→ **THE PROBLEM**: Reproduce every line of the entries below character for character, but leave out the pictures.

→ **DATA LISTING**:
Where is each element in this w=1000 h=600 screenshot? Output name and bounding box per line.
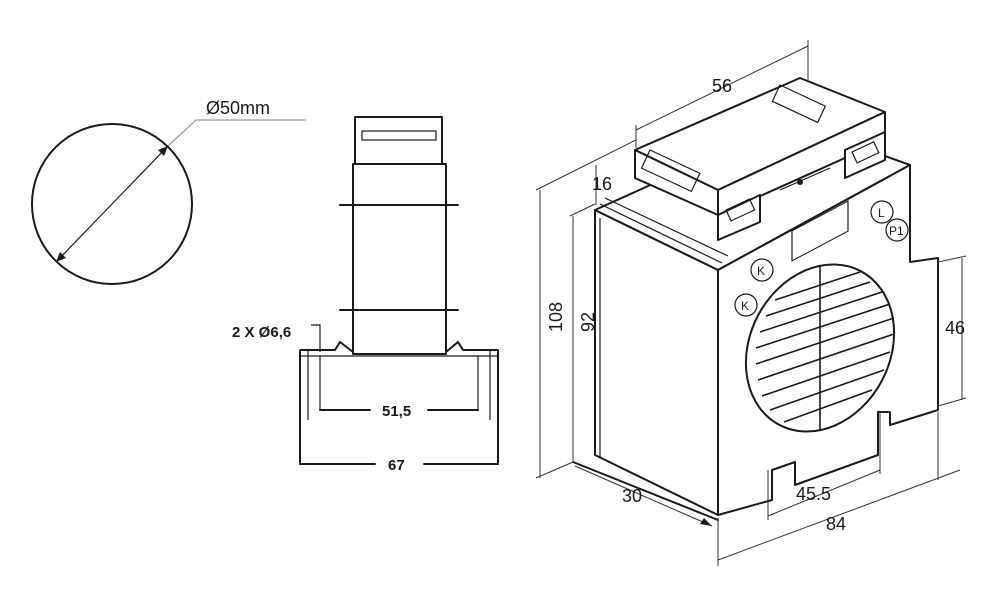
terminal-mark-p1-circle <box>885 218 909 242</box>
dim-45-5-line <box>767 469 881 517</box>
iso-window-hatch <box>755 266 895 430</box>
terminal-mark-l-circle <box>870 200 894 224</box>
dim-56-label: 56 <box>712 76 732 96</box>
dim-108-ext-top <box>535 139 637 191</box>
isometric-view: K K L P1 56 16 <box>535 40 967 566</box>
diameter-leader-line <box>167 119 306 147</box>
outer-width-label: 67 <box>388 457 405 474</box>
terminal-mark-k1-circle <box>750 258 774 282</box>
terminal-mark-l: L <box>878 206 885 220</box>
side-view: 2 X Ø6,6 51,5 67 <box>232 116 499 474</box>
diameter-arrowhead-bottom <box>56 252 66 262</box>
top-terminal-slot <box>361 130 437 141</box>
holes-leader <box>311 324 321 352</box>
dim-108-ext-bottom <box>535 461 574 479</box>
iso-bottom-left-edge <box>572 461 719 521</box>
iso-top-face-stripe-2 <box>604 197 729 257</box>
dim-92-ext-top <box>569 203 596 217</box>
iso-terminal-assembly <box>634 77 886 241</box>
dim-45-5-label: 45.5 <box>796 484 831 504</box>
dim-56-line <box>635 45 809 131</box>
terminal-mark-k2-circle <box>734 293 758 317</box>
iso-label-plate <box>791 200 849 262</box>
dim-46-ext-bottom <box>937 397 967 407</box>
iso-top-face-stripe-1 <box>599 203 723 264</box>
dim-30-arrow <box>700 518 712 526</box>
side-body <box>352 163 447 355</box>
terminal-mark-p1: P1 <box>889 224 904 238</box>
inner-width-label: 51,5 <box>382 403 411 420</box>
dim-30-line <box>574 465 713 527</box>
dim-84-line <box>717 469 961 561</box>
holes-label: 2 X Ø6,6 <box>232 324 291 341</box>
dim-46-ext-top <box>937 255 967 263</box>
dim-108-label: 108 <box>546 302 566 332</box>
circle-view: Ø50mm <box>31 98 306 285</box>
diameter-label: Ø50mm <box>206 98 270 118</box>
base-flange-right <box>445 341 499 465</box>
dim-84-label: 84 <box>826 514 846 534</box>
base-flange-left <box>299 341 354 465</box>
diameter-arrowhead-top <box>158 146 168 156</box>
aperture-circle <box>31 123 193 285</box>
dim-92-label: 92 <box>578 312 598 332</box>
dim-46-label: 46 <box>945 318 965 338</box>
dim-30-label: 30 <box>622 486 642 506</box>
dim-16-label: 16 <box>592 174 612 194</box>
terminal-mark-k1: K <box>757 264 765 278</box>
terminal-mark-k2: K <box>741 299 749 313</box>
diameter-arrow-line <box>55 145 169 263</box>
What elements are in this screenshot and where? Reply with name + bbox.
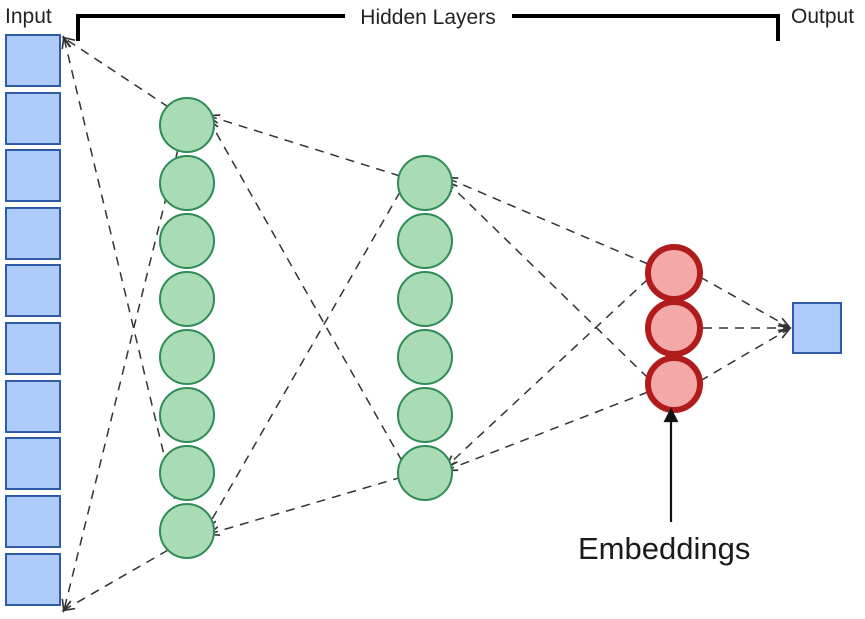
input-node[interactable] xyxy=(5,264,61,317)
output-layer xyxy=(792,302,842,354)
hidden-layer-1 xyxy=(159,97,215,559)
input-node[interactable] xyxy=(5,380,61,433)
output-label: Output xyxy=(791,5,854,28)
hidden-layer-2 xyxy=(397,155,453,501)
hidden-node[interactable] xyxy=(159,155,215,211)
embeddings-annotation: Embeddings xyxy=(578,407,750,566)
hidden-node[interactable] xyxy=(159,445,215,501)
output-node[interactable] xyxy=(792,302,842,354)
input-node[interactable] xyxy=(5,437,61,490)
embedding-node[interactable] xyxy=(645,299,703,357)
hidden-node[interactable] xyxy=(397,329,453,385)
input-node[interactable] xyxy=(5,207,61,260)
hidden-node[interactable] xyxy=(159,503,215,559)
embedding-node[interactable] xyxy=(645,355,703,413)
hidden-node[interactable] xyxy=(159,387,215,443)
hidden-layers-label: Hidden Layers xyxy=(360,6,495,29)
edges-hidden2-to-embeddings xyxy=(447,178,649,470)
hidden-layers-bracket xyxy=(76,14,780,41)
hidden-node[interactable] xyxy=(397,155,453,211)
hidden-node[interactable] xyxy=(397,213,453,269)
edges-input-to-hidden1 xyxy=(64,38,183,610)
embeddings-label: Embeddings xyxy=(578,531,750,566)
hidden-node[interactable] xyxy=(159,329,215,385)
hidden-node[interactable] xyxy=(159,271,215,327)
embedding-node[interactable] xyxy=(645,244,703,302)
input-node[interactable] xyxy=(5,322,61,375)
input-node[interactable] xyxy=(5,495,61,548)
input-layer xyxy=(5,34,61,606)
input-label: Input xyxy=(5,5,52,28)
edges-embeddings-to-output xyxy=(699,276,789,382)
input-node[interactable] xyxy=(5,92,61,145)
hidden-node[interactable] xyxy=(397,271,453,327)
hidden-node[interactable] xyxy=(397,445,453,501)
input-node[interactable] xyxy=(5,553,61,606)
hidden-node[interactable] xyxy=(397,387,453,443)
edges-hidden1-to-hidden2 xyxy=(207,116,403,534)
input-node[interactable] xyxy=(5,149,61,202)
embedding-layer xyxy=(645,244,703,413)
input-node[interactable] xyxy=(5,34,61,87)
hidden-node[interactable] xyxy=(159,97,215,153)
hidden-node[interactable] xyxy=(159,213,215,269)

→ **OUTPUT FOR THIS TASK**:
Where is each element in this w=1000 h=600 screenshot? Output name and bounding box per line.
terminal-mark-p1-circle <box>885 218 909 242</box>
dim-45-5-line <box>767 469 881 517</box>
iso-window-hatch <box>755 266 895 430</box>
terminal-mark-l-circle <box>870 200 894 224</box>
dim-56-label: 56 <box>712 76 732 96</box>
dim-108-ext-top <box>535 139 637 191</box>
isometric-view: K K L P1 56 16 <box>535 40 967 566</box>
diameter-leader-line <box>167 119 306 147</box>
outer-width-label: 67 <box>388 457 405 474</box>
terminal-mark-k1-circle <box>750 258 774 282</box>
terminal-mark-l: L <box>878 206 885 220</box>
side-view: 2 X Ø6,6 51,5 67 <box>232 116 499 474</box>
diameter-arrowhead-bottom <box>56 252 66 262</box>
top-terminal-slot <box>361 130 437 141</box>
holes-leader <box>311 324 321 352</box>
dim-108-ext-bottom <box>535 461 574 479</box>
iso-bottom-left-edge <box>572 461 719 521</box>
iso-top-face-stripe-2 <box>604 197 729 257</box>
dim-92-ext-top <box>569 203 596 217</box>
iso-terminal-assembly <box>634 77 886 241</box>
dim-45-5-label: 45.5 <box>796 484 831 504</box>
dim-56-line <box>635 45 809 131</box>
terminal-mark-k2-circle <box>734 293 758 317</box>
iso-label-plate <box>791 200 849 262</box>
dim-46-ext-bottom <box>937 397 967 407</box>
iso-top-face-stripe-1 <box>599 203 723 264</box>
dim-30-arrow <box>700 518 712 526</box>
side-body <box>352 163 447 355</box>
terminal-mark-p1: P1 <box>889 224 904 238</box>
inner-width-label: 51,5 <box>382 403 411 420</box>
dim-30-line <box>574 465 713 527</box>
dim-84-line <box>717 469 961 561</box>
holes-label: 2 X Ø6,6 <box>232 324 291 341</box>
dim-46-ext-top <box>937 255 967 263</box>
dim-108-label: 108 <box>546 302 566 332</box>
circle-view: Ø50mm <box>31 98 306 285</box>
diameter-label: Ø50mm <box>206 98 270 118</box>
base-flange-right <box>445 341 499 465</box>
dim-84-label: 84 <box>826 514 846 534</box>
base-flange-left <box>299 341 354 465</box>
diameter-arrowhead-top <box>158 146 168 156</box>
aperture-circle <box>31 123 193 285</box>
dim-92-label: 92 <box>578 312 598 332</box>
dim-46-label: 46 <box>945 318 965 338</box>
dim-30-label: 30 <box>622 486 642 506</box>
dim-16-label: 16 <box>592 174 612 194</box>
terminal-mark-k1: K <box>757 264 765 278</box>
terminal-mark-k2: K <box>741 299 749 313</box>
diameter-arrow-line <box>55 145 169 263</box>
What elements are in this screenshot and where? Reply with name + bbox.
input-node[interactable] xyxy=(5,264,61,317)
output-layer xyxy=(792,302,842,354)
hidden-layer-1 xyxy=(159,97,215,559)
input-node[interactable] xyxy=(5,380,61,433)
output-label: Output xyxy=(791,5,854,28)
hidden-layer-2 xyxy=(397,155,453,501)
hidden-node[interactable] xyxy=(159,155,215,211)
embeddings-annotation: Embeddings xyxy=(578,407,750,566)
hidden-node[interactable] xyxy=(159,445,215,501)
output-node[interactable] xyxy=(792,302,842,354)
input-node[interactable] xyxy=(5,437,61,490)
embedding-node[interactable] xyxy=(645,299,703,357)
hidden-node[interactable] xyxy=(397,329,453,385)
input-node[interactable] xyxy=(5,207,61,260)
hidden-node[interactable] xyxy=(159,503,215,559)
embedding-node[interactable] xyxy=(645,355,703,413)
hidden-node[interactable] xyxy=(159,387,215,443)
hidden-layers-label: Hidden Layers xyxy=(360,6,495,29)
edges-hidden2-to-embeddings xyxy=(447,178,649,470)
hidden-layers-bracket xyxy=(76,14,780,41)
hidden-node[interactable] xyxy=(397,155,453,211)
hidden-node[interactable] xyxy=(397,213,453,269)
edges-input-to-hidden1 xyxy=(64,38,183,610)
embeddings-label: Embeddings xyxy=(578,531,750,566)
hidden-node[interactable] xyxy=(159,329,215,385)
hidden-node[interactable] xyxy=(159,271,215,327)
embedding-node[interactable] xyxy=(645,244,703,302)
input-node[interactable] xyxy=(5,322,61,375)
input-node[interactable] xyxy=(5,495,61,548)
input-layer xyxy=(5,34,61,606)
input-label: Input xyxy=(5,5,52,28)
edges-embeddings-to-output xyxy=(699,276,789,382)
input-node[interactable] xyxy=(5,92,61,145)
hidden-node[interactable] xyxy=(397,271,453,327)
hidden-node[interactable] xyxy=(397,445,453,501)
input-node[interactable] xyxy=(5,553,61,606)
hidden-node[interactable] xyxy=(397,387,453,443)
edges-hidden1-to-hidden2 xyxy=(207,116,403,534)
input-node[interactable] xyxy=(5,149,61,202)
embedding-layer xyxy=(645,244,703,413)
input-node[interactable] xyxy=(5,34,61,87)
hidden-node[interactable] xyxy=(159,97,215,153)
hidden-node[interactable] xyxy=(159,213,215,269)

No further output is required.